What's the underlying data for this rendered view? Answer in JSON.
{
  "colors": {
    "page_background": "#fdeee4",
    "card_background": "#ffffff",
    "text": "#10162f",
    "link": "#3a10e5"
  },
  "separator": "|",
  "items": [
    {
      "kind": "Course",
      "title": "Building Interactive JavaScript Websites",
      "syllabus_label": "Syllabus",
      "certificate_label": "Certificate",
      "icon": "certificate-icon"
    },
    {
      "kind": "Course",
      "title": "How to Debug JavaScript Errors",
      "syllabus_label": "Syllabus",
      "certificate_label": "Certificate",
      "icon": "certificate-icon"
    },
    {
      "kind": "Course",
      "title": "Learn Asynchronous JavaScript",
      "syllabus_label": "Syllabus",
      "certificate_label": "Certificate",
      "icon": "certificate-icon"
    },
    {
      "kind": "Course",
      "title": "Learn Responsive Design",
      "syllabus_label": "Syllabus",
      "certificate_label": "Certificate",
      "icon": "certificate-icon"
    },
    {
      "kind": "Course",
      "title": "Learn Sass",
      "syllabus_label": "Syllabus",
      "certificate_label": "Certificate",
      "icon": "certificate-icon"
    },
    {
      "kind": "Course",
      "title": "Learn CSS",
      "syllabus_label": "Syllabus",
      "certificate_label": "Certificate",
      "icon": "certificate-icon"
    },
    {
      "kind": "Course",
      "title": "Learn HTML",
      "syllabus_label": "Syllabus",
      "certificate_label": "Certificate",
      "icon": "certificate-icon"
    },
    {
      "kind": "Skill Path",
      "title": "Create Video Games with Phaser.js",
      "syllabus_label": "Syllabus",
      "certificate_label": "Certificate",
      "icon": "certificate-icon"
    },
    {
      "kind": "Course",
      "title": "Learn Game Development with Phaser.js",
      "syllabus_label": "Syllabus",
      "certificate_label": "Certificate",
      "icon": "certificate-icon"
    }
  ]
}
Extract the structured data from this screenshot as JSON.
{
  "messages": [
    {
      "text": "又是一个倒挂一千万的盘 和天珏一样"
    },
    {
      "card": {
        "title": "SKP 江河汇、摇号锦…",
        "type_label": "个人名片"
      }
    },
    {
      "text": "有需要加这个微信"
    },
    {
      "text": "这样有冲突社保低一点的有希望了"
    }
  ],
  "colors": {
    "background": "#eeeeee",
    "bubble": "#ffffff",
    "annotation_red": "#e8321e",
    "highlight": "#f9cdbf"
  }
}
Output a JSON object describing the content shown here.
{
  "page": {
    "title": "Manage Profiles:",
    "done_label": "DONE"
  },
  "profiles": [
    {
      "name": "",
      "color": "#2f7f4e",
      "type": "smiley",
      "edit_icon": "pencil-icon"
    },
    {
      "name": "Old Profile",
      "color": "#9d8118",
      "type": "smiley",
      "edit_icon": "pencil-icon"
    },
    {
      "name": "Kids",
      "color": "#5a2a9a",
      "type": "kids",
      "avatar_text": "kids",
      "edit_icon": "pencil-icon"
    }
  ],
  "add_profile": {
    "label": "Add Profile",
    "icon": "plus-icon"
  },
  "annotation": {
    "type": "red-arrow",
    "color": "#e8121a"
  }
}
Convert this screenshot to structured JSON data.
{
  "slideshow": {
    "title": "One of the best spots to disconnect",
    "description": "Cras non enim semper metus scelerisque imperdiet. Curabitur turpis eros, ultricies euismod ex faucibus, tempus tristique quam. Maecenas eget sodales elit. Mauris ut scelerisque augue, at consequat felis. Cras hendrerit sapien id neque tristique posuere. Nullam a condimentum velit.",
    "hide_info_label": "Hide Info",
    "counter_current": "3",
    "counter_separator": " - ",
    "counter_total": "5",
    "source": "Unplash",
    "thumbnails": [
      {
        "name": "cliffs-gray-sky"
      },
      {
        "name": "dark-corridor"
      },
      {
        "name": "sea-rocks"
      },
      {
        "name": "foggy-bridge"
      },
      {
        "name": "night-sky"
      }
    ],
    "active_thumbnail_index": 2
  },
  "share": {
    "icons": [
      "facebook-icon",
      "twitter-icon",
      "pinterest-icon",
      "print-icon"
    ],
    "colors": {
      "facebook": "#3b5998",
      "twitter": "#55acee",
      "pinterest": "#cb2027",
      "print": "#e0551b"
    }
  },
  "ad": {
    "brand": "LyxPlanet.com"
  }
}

EXERCISE OBJECTIVE - Send back each record exactly as it stands.

RESPONSE -
What's the underlying data for this rendered view? Answer in JSON.
{
  "colors": {
    "page_background": "#fdeee4",
    "card_background": "#ffffff",
    "text": "#10162f",
    "link": "#3a10e5"
  },
  "separator": "|",
  "items": [
    {
      "kind": "Course",
      "title": "Building Interactive JavaScript Websites",
      "syllabus_label": "Syllabus",
      "certificate_label": "Certificate",
      "icon": "certificate-icon"
    },
    {
      "kind": "Course",
      "title": "How to Debug JavaScript Errors",
      "syllabus_label": "Syllabus",
      "certificate_label": "Certificate",
      "icon": "certificate-icon"
    },
    {
      "kind": "Course",
      "title": "Learn Asynchronous JavaScript",
      "syllabus_label": "Syllabus",
      "certificate_label": "Certificate",
      "icon": "certificate-icon"
    },
    {
      "kind": "Course",
      "title": "Learn Responsive Design",
      "syllabus_label": "Syllabus",
      "certificate_label": "Certificate",
      "icon": "certificate-icon"
    },
    {
      "kind": "Course",
      "title": "Learn Sass",
      "syllabus_label": "Syllabus",
      "certificate_label": "Certificate",
      "icon": "certificate-icon"
    },
    {
      "kind": "Course",
      "title": "Learn CSS",
      "syllabus_label": "Syllabus",
      "certificate_label": "Certificate",
      "icon": "certificate-icon"
    },
    {
      "kind": "Course",
      "title": "Learn HTML",
      "syllabus_label": "Syllabus",
      "certificate_label": "Certificate",
      "icon": "certificate-icon"
    },
    {
      "kind": "Skill Path",
      "title": "Create Video Games with Phaser.js",
      "syllabus_label": "Syllabus",
      "certificate_label": "Certificate",
      "icon": "certificate-icon"
    },
    {
      "kind": "Course",
      "title": "Learn Game Development with Phaser.js",
      "syllabus_label": "Syllabus",
      "certificate_label": "Certificate",
      "icon": "certificate-icon"
    }
  ]
}
Extract the structured data from this screenshot as JSON.
{
  "messages": [
    {
      "text": "又是一个倒挂一千万的盘 和天珏一样"
    },
    {
      "card": {
        "title": "SKP 江河汇、摇号锦…",
        "type_label": "个人名片"
      }
    },
    {
      "text": "有需要加这个微信"
    },
    {
      "text": "这样有冲突社保低一点的有希望了"
    }
  ],
  "colors": {
    "background": "#eeeeee",
    "bubble": "#ffffff",
    "annotation_red": "#e8321e",
    "highlight": "#f9cdbf"
  }
}
Output a JSON object describing the content shown here.
{
  "page": {
    "title": "Manage Profiles:",
    "done_label": "DONE"
  },
  "profiles": [
    {
      "name": "",
      "color": "#2f7f4e",
      "type": "smiley",
      "edit_icon": "pencil-icon"
    },
    {
      "name": "Old Profile",
      "color": "#9d8118",
      "type": "smiley",
      "edit_icon": "pencil-icon"
    },
    {
      "name": "Kids",
      "color": "#5a2a9a",
      "type": "kids",
      "avatar_text": "kids",
      "edit_icon": "pencil-icon"
    }
  ],
  "add_profile": {
    "label": "Add Profile",
    "icon": "plus-icon"
  },
  "annotation": {
    "type": "red-arrow",
    "color": "#e8121a"
  }
}
Convert this screenshot to structured JSON data.
{
  "slideshow": {
    "title": "One of the best spots to disconnect",
    "description": "Cras non enim semper metus scelerisque imperdiet. Curabitur turpis eros, ultricies euismod ex faucibus, tempus tristique quam. Maecenas eget sodales elit. Mauris ut scelerisque augue, at consequat felis. Cras hendrerit sapien id neque tristique posuere. Nullam a condimentum velit.",
    "hide_info_label": "Hide Info",
    "counter_current": "3",
    "counter_separator": " - ",
    "counter_total": "5",
    "source": "Unplash",
    "thumbnails": [
      {
        "name": "cliffs-gray-sky"
      },
      {
        "name": "dark-corridor"
      },
      {
        "name": "sea-rocks"
      },
      {
        "name": "foggy-bridge"
      },
      {
        "name": "night-sky"
      }
    ],
    "active_thumbnail_index": 2
  },
  "share": {
    "icons": [
      "facebook-icon",
      "twitter-icon",
      "pinterest-icon",
      "print-icon"
    ],
    "colors": {
      "facebook": "#3b5998",
      "twitter": "#55acee",
      "pinterest": "#cb2027",
      "print": "#e0551b"
    }
  },
  "ad": {
    "brand": "LyxPlanet.com"
  }
}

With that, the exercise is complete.